> **Stored data entries**:
----------------

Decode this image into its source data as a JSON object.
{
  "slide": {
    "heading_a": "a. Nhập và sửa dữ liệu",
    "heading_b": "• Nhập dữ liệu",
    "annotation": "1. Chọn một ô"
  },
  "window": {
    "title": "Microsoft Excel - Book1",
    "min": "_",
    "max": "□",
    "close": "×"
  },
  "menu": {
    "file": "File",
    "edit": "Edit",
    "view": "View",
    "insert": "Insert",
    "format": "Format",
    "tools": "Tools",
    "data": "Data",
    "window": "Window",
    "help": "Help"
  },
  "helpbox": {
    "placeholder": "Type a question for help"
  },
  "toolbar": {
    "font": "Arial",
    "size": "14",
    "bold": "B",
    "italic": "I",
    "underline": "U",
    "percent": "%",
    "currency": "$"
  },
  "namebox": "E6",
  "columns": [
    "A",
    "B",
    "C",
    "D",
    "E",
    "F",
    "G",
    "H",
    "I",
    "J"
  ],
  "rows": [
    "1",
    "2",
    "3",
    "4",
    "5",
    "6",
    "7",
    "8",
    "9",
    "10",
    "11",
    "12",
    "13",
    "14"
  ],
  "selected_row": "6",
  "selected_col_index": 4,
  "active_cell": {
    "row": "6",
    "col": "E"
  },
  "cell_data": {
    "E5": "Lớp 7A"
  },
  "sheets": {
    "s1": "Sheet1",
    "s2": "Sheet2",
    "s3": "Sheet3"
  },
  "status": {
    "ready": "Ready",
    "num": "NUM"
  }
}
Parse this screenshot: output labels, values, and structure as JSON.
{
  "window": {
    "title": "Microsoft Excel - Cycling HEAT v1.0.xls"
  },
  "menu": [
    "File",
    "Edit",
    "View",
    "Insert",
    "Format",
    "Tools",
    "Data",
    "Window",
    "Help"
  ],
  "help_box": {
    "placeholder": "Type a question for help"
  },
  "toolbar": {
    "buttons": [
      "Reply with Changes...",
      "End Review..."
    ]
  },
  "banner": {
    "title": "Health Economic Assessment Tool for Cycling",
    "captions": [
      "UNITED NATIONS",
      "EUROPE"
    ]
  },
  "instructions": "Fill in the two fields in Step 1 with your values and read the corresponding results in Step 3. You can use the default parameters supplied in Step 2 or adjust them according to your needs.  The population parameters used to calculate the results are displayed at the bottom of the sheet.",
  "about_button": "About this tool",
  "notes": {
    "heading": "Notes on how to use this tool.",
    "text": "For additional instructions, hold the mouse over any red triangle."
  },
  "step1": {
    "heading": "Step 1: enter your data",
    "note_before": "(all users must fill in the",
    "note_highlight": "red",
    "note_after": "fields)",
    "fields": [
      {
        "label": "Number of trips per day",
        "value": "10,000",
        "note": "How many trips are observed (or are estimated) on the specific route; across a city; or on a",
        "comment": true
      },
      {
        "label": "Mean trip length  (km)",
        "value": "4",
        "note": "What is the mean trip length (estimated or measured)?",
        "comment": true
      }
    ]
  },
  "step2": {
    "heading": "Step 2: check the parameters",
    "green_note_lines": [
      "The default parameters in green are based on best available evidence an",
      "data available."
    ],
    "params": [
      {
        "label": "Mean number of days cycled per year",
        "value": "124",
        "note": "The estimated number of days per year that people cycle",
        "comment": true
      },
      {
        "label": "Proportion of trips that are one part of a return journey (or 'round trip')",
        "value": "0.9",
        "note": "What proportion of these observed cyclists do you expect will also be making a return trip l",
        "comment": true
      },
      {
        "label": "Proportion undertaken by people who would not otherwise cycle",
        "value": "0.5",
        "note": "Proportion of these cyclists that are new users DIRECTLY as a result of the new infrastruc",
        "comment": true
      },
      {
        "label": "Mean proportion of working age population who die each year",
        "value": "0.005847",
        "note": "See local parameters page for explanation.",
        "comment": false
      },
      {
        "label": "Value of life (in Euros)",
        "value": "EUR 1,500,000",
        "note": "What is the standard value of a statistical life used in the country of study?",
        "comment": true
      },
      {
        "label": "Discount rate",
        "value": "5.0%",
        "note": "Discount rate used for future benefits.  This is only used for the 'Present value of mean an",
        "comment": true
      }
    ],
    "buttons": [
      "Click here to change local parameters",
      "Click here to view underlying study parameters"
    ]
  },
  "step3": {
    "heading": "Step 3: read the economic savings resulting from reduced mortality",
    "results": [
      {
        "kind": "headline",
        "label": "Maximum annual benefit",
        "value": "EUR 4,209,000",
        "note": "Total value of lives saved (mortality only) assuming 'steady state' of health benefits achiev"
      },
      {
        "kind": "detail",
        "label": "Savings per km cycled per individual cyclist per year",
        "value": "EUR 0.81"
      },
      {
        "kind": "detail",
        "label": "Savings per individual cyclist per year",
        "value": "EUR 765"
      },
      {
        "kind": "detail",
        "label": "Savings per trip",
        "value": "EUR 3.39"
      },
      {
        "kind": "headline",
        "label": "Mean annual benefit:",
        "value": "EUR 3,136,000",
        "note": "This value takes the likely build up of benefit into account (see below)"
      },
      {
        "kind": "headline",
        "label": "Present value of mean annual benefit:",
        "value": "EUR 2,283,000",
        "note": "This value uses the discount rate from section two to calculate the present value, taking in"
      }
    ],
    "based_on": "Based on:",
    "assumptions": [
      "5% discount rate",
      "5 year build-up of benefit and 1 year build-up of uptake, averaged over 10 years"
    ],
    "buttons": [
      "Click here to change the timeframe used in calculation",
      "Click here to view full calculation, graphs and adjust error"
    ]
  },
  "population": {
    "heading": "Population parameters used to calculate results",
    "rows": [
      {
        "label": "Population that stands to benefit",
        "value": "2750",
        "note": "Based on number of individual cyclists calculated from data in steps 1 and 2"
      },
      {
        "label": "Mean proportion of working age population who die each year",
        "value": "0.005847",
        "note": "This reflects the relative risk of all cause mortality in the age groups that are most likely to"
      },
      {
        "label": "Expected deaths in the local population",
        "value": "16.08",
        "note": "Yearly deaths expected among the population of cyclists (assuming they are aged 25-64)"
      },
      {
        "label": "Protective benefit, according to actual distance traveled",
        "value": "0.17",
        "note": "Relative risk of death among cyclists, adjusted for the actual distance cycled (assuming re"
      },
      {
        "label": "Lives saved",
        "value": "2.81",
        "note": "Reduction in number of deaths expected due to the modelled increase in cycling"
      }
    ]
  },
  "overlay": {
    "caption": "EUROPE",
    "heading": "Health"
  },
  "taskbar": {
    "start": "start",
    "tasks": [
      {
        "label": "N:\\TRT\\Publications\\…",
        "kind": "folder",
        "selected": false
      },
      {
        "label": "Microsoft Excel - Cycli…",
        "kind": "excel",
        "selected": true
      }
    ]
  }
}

----------------

Within the data above, pick out all lines holding the word "life".

        "label": "Value of life (in Euros)",
        "note": "What is the standard value of a statistical life used in the country of study?",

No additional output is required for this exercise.